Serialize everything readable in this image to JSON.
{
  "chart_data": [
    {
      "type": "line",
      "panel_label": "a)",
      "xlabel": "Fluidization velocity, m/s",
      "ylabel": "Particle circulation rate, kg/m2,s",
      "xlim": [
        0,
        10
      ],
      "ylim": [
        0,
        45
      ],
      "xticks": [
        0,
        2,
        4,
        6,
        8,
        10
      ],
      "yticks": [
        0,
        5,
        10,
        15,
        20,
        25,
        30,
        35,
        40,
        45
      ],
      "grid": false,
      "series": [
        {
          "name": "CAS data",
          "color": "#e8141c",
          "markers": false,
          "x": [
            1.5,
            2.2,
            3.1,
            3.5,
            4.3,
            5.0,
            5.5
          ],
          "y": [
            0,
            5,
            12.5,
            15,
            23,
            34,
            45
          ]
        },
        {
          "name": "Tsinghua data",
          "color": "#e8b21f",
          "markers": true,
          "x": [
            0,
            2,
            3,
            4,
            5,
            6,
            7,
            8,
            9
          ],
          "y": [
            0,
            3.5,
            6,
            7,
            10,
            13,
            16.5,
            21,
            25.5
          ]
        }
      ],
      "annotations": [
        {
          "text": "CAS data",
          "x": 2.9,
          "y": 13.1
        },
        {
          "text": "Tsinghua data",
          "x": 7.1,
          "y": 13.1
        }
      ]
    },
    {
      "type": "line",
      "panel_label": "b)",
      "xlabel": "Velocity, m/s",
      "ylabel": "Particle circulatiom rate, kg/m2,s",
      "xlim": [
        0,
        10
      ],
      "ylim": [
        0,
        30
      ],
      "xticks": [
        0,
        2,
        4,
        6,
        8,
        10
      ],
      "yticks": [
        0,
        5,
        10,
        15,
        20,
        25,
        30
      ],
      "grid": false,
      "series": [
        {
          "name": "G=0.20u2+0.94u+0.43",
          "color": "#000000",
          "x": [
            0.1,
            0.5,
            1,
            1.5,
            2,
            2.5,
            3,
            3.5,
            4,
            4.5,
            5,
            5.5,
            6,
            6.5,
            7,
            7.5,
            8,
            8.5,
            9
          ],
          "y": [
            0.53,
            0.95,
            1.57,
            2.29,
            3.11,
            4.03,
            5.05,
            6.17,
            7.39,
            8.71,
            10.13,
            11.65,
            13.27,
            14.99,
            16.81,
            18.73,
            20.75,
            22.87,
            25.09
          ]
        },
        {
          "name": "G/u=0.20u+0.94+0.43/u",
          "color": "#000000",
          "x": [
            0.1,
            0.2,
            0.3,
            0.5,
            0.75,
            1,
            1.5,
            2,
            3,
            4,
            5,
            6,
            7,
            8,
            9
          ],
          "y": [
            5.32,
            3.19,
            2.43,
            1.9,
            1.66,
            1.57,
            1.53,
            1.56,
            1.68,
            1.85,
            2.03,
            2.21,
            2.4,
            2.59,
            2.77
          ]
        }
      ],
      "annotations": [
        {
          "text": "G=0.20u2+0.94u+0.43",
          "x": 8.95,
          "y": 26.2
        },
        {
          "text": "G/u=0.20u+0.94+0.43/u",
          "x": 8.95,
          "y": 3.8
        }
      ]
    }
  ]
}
┄┄┄┄┄┄
## What you have to do:
Every entry must be retyped in full, exactly as given.

## Solved problem:
Serialize everything readable in this image to JSON.
{
  "chart_data": [
    {
      "type": "line",
      "panel_label": "a)",
      "xlabel": "Fluidization velocity, m/s",
      "ylabel": "Particle circulation rate, kg/m2,s",
      "xlim": [
        0,
        10
      ],
      "ylim": [
        0,
        45
      ],
      "xticks": [
        0,
        2,
        4,
        6,
        8,
        10
      ],
      "yticks": [
        0,
        5,
        10,
        15,
        20,
        25,
        30,
        35,
        40,
        45
      ],
      "grid": false,
      "series": [
        {
          "name": "CAS data",
          "color": "#e8141c",
          "markers": false,
          "x": [
            1.5,
            2.2,
            3.1,
            3.5,
            4.3,
            5.0,
            5.5
          ],
          "y": [
            0,
            5,
            12.5,
            15,
            23,
            34,
            45
          ]
        },
        {
          "name": "Tsinghua data",
          "color": "#e8b21f",
          "markers": true,
          "x": [
            0,
            2,
            3,
            4,
            5,
            6,
            7,
            8,
            9
          ],
          "y": [
            0,
            3.5,
            6,
            7,
            10,
            13,
            16.5,
            21,
            25.5
          ]
        }
      ],
      "annotations": [
        {
          "text": "CAS data",
          "x": 2.9,
          "y": 13.1
        },
        {
          "text": "Tsinghua data",
          "x": 7.1,
          "y": 13.1
        }
      ]
    },
    {
      "type": "line",
      "panel_label": "b)",
      "xlabel": "Velocity, m/s",
      "ylabel": "Particle circulatiom rate, kg/m2,s",
      "xlim": [
        0,
        10
      ],
      "ylim": [
        0,
        30
      ],
      "xticks": [
        0,
        2,
        4,
        6,
        8,
        10
      ],
      "yticks": [
        0,
        5,
        10,
        15,
        20,
        25,
        30
      ],
      "grid": false,
      "series": [
        {
          "name": "G=0.20u2+0.94u+0.43",
          "color": "#000000",
          "x": [
            0.1,
            0.5,
            1,
            1.5,
            2,
            2.5,
            3,
            3.5,
            4,
            4.5,
            5,
            5.5,
            6,
            6.5,
            7,
            7.5,
            8,
            8.5,
            9
          ],
          "y": [
            0.53,
            0.95,
            1.57,
            2.29,
            3.11,
            4.03,
            5.05,
            6.17,
            7.39,
            8.71,
            10.13,
            11.65,
            13.27,
            14.99,
            16.81,
            18.73,
            20.75,
            22.87,
            25.09
          ]
        },
        {
          "name": "G/u=0.20u+0.94+0.43/u",
          "color": "#000000",
          "x": [
            0.1,
            0.2,
            0.3,
            0.5,
            0.75,
            1,
            1.5,
            2,
            3,
            4,
            5,
            6,
            7,
            8,
            9
          ],
          "y": [
            5.32,
            3.19,
            2.43,
            1.9,
            1.66,
            1.57,
            1.53,
            1.56,
            1.68,
            1.85,
            2.03,
            2.21,
            2.4,
            2.59,
            2.77
          ]
        }
      ],
      "annotations": [
        {
          "text": "G=0.20u2+0.94u+0.43",
          "x": 8.95,
          "y": 26.2
        },
        {
          "text": "G/u=0.20u+0.94+0.43/u",
          "x": 8.95,
          "y": 3.8
        }
      ]
    }
  ]
}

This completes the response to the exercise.